• _Exercise instructions_
Return all of the data exactly as written, without the pictures.
====== Dataset excerpts
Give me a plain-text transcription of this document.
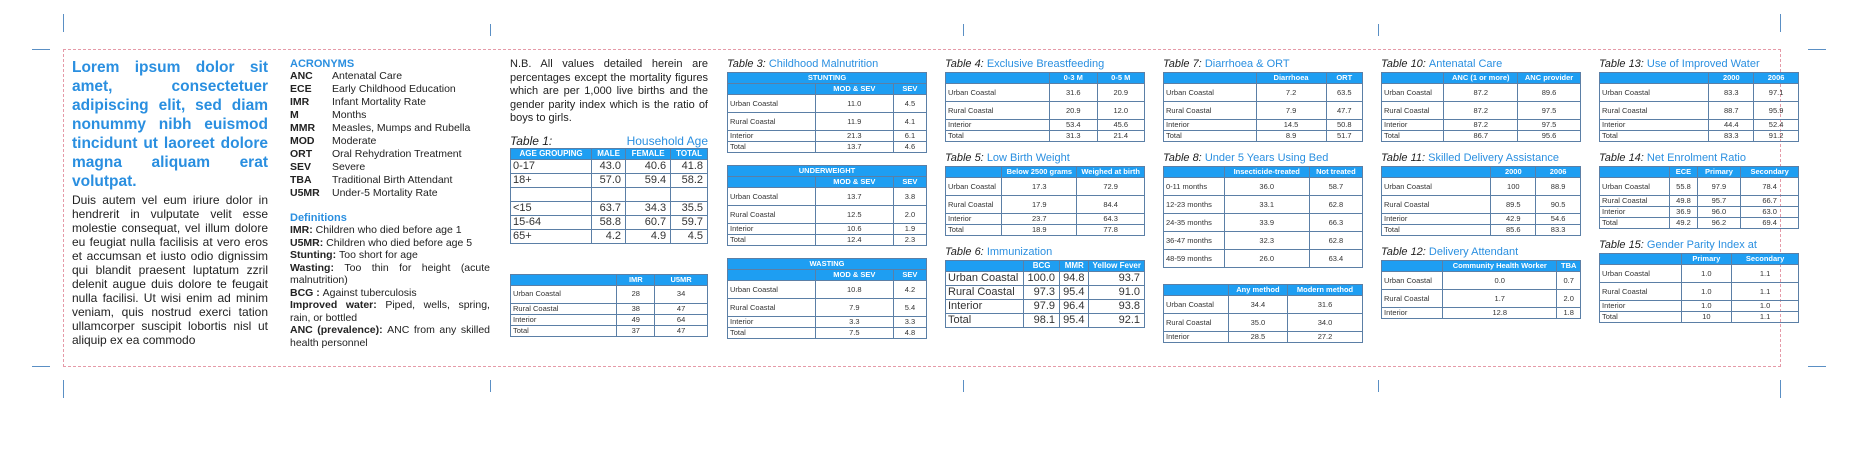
Lorem ipsum dolor sit amet, consectetuer adipiscing elit, sed diam nonummy nibh euismod tincidunt ut laoreet dolore magna aliquam erat volutpat.
Duis autem vel eum iriure dolor in hendrerit in vulputate velit esse molestie consequat, vel illum dolore eu feugiat nulla facilisis at vero eros et accumsan et iusto odio dignissim qui blandit praesent luptatum zzril delenit augue duis dolore te feugait nulla facilisi. Ut wisi enim ad minim veniam, quis nostrud exerci tation ullamcorper suscipit lobortis nisl ut aliquip ex ea commodo
ACRONYMS
ANC Antenatal Care
ECE Early Childhood Education
IMR Infant Mortality Rate
M	Months
MMR Measles, Mumps and Rubella
MOD Moderate
ORT Oral Rehydration Treatment
SEV Severe
TBA Traditional Birth Attendant
U5MR Under-5 Mortality Rate
Definitions
IMR: Children who died before age 1
U5MR: Children who died before age 5
Stunting: Too short for age
Wasting: Too thin for height (acute malnutrition)
BCG : Against tuberculosis
Improved water: Piped, wells, spring, rain, or bottled
ANC (prevalence): ANC from any skilled health personnel
N.B. All values detailed herein are percentages except the mortality figures which are per 1,000 live births and the gender parity index which is the ratio of boys to girls.
Table 1:	Household Age
AGE GROUPING	MALE	FEMALE	TOTAL
0-17	43.0	40.6	41.8
18+	57.0	59.4	58.2

<15	63.7	34.3	35.5
15-64	58.8	60.7	59.7
65+	4.2	4.9	4.5
	IMR	U5MR
Urban Coastal	28	34
Rural Coastal	38	47
Interior	49	64
Total	37	47
Table 3: Childhood Malnutrition
STUNTING		
	MOD & SEV	SEV
Urban Coastal	11.0	4.5
Rural Coastal	11.9	4.1
Interior	21.3	6.1
Total	13.7	4.6
UNDERWEIGHT		
	MOD & SEV	SEV
Urban Coastal	13.7	3.8
Rural Coastal	12.5	2.0
Interior	10.6	1.9
Total	12.4	2.3
WASTING		
	MOD & SEV	SEV
Urban Coastal	10.8	4.2
Rural Coastal	7.9	5.4
Interior	3.3	3.3
Total	7.5	4.8
Table 4: Exclusive Breastfeeding
	0-3 M	0-5 M
Urban Coastal	31.6	20.9
Rural Coastal	20.9	12.0
Interior	53.4	45.6
Total	31.3	21.4
Table 5: Low Birth Weight
	Below 2500 grams	Weighed at birth
Urban Coastal	17.3	72.9
Rural Coastal	17.9	84.4
Interior	23.7	64.3
Total	18.9	77.8
Table 6: Immunization
	BCG	MMR	Yellow Fever
Urban Coastal	100.0	94.8	93.7
Rural Coastal	97.3	95.4	91.0
Interior	97.9	96.4	93.8
Total	98.1	95.4	92.1
Table 7: Diarrhoea & ORT
	Diarrhoea	ORT
Urban Coastal	7.2	63.5
Rural Coastal	7.9	47.7
Interior	14.5	50.8
Total	8.9	51.7
Table 8: Under 5 Years Using Bed
	Insecticide-treated	Not treated
0-11 months	36.0	58.7
12-23 months	33.1	62.8
24-35 months	33.9	66.3
36-47 months	32.3	62.8
48-59 months	26.0	63.4
	Any method	Modern method
Urban Coastal	34.4	31.6
Rural Coastal	35.0	34.0
Interior	28.5	27.2
Table 10: Antenatal Care
	ANC (1 or more)	ANC provider
Urban Coastal	87.2	89.6
Rural Coastal	87.2	97.5
Interior	87.2	97.5
Total	86.7	95.6
Table 11: Skilled Delivery Assistance
	2000	2006
Urban Coastal	100	88.9
Rural Coastal	89.5	90.5
Interior	42.9	54.6
Total	85.6	83.3
Table 12: Delivery Attendant
	Community Health Worker	TBA
Urban Coastal	0.0	0.7
Rural Coastal	1.7	2.0
Interior	12.8	1.8
Table 13: Use of Improved Water
	2000	2006
Urban Coastal	83.3	97.1
Rural Coastal	88.7	95.9
Interior	44.4	52.4
Total	83.3	91.2
Table 14: Net Enrolment Ratio
	ECE	Primary	Secondary
Urban Coastal	55.8	97.9	78.4
Rural Coastal	49.8	95.7	66.7
Interior	36.9	96.0	63.0
Total	49.2	96.2	69.4
Table 15: Gender Parity Index at
	Primary	Secondary
Urban Coastal	1.0	1.1
Rural Coastal	1.0	1.1
Interior	1.0	1.0
Total	10	1.1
============
• _Answer to this task_
Give me a plain-text transcription of this document.
Lorem ipsum dolor sit amet, consectetuer adipiscing elit, sed diam nonummy nibh euismod tincidunt ut laoreet dolore magna aliquam erat volutpat.
Duis autem vel eum iriure dolor in hendrerit in vulputate velit esse molestie consequat, vel illum dolore eu feugiat nulla facilisis at vero eros et accumsan et iusto odio dignissim qui blandit praesent luptatum zzril delenit augue duis dolore te feugait nulla facilisi. Ut wisi enim ad minim veniam, quis nostrud exerci tation ullamcorper suscipit lobortis nisl ut aliquip ex ea commodo
ACRONYMS
ANC Antenatal Care
ECE Early Childhood Education
IMR Infant Mortality Rate
M	Months
MMR Measles, Mumps and Rubella
MOD Moderate
ORT Oral Rehydration Treatment
SEV Severe
TBA Traditional Birth Attendant
U5MR Under-5 Mortality Rate
Definitions
IMR: Children who died before age 1
U5MR: Children who died before age 5
Stunting: Too short for age
Wasting: Too thin for height (acute malnutrition)
BCG : Against tuberculosis
Improved water: Piped, wells, spring, rain, or bottled
ANC (prevalence): ANC from any skilled health personnel
N.B. All values detailed herein are percentages except the mortality figures which are per 1,000 live births and the gender parity index which is the ratio of boys to girls.
Table 1:	Household Age
AGE GROUPING	MALE	FEMALE	TOTAL
0-17	43.0	40.6	41.8
18+	57.0	59.4	58.2

<15	63.7	34.3	35.5
15-64	58.8	60.7	59.7
65+	4.2	4.9	4.5
	IMR	U5MR
Urban Coastal	28	34
Rural Coastal	38	47
Interior	49	64
Total	37	47
Table 3: Childhood Malnutrition
STUNTING		
	MOD & SEV	SEV
Urban Coastal	11.0	4.5
Rural Coastal	11.9	4.1
Interior	21.3	6.1
Total	13.7	4.6
UNDERWEIGHT		
	MOD & SEV	SEV
Urban Coastal	13.7	3.8
Rural Coastal	12.5	2.0
Interior	10.6	1.9
Total	12.4	2.3
WASTING		
	MOD & SEV	SEV
Urban Coastal	10.8	4.2
Rural Coastal	7.9	5.4
Interior	3.3	3.3
Total	7.5	4.8
Table 4: Exclusive Breastfeeding
	0-3 M	0-5 M
Urban Coastal	31.6	20.9
Rural Coastal	20.9	12.0
Interior	53.4	45.6
Total	31.3	21.4
Table 5: Low Birth Weight
	Below 2500 grams	Weighed at birth
Urban Coastal	17.3	72.9
Rural Coastal	17.9	84.4
Interior	23.7	64.3
Total	18.9	77.8
Table 6: Immunization
	BCG	MMR	Yellow Fever
Urban Coastal	100.0	94.8	93.7
Rural Coastal	97.3	95.4	91.0
Interior	97.9	96.4	93.8
Total	98.1	95.4	92.1
Table 7: Diarrhoea & ORT
	Diarrhoea	ORT
Urban Coastal	7.2	63.5
Rural Coastal	7.9	47.7
Interior	14.5	50.8
Total	8.9	51.7
Table 8: Under 5 Years Using Bed
	Insecticide-treated	Not treated
0-11 months	36.0	58.7
12-23 months	33.1	62.8
24-35 months	33.9	66.3
36-47 months	32.3	62.8
48-59 months	26.0	63.4
	Any method	Modern method
Urban Coastal	34.4	31.6
Rural Coastal	35.0	34.0
Interior	28.5	27.2
Table 10: Antenatal Care
	ANC (1 or more)	ANC provider
Urban Coastal	87.2	89.6
Rural Coastal	87.2	97.5
Interior	87.2	97.5
Total	86.7	95.6
Table 11: Skilled Delivery Assistance
	2000	2006
Urban Coastal	100	88.9
Rural Coastal	89.5	90.5
Interior	42.9	54.6
Total	85.6	83.3
Table 12: Delivery Attendant
	Community Health Worker	TBA
Urban Coastal	0.0	0.7
Rural Coastal	1.7	2.0
Interior	12.8	1.8
Table 13: Use of Improved Water
	2000	2006
Urban Coastal	83.3	97.1
Rural Coastal	88.7	95.9
Interior	44.4	52.4
Total	83.3	91.2
Table 14: Net Enrolment Ratio
	ECE	Primary	Secondary
Urban Coastal	55.8	97.9	78.4
Rural Coastal	49.8	95.7	66.7
Interior	36.9	96.0	63.0
Total	49.2	96.2	69.4
Table 15: Gender Parity Index at
	Primary	Secondary
Urban Coastal	1.0	1.1
Rural Coastal	1.0	1.1
Interior	1.0	1.0
Total	10	1.1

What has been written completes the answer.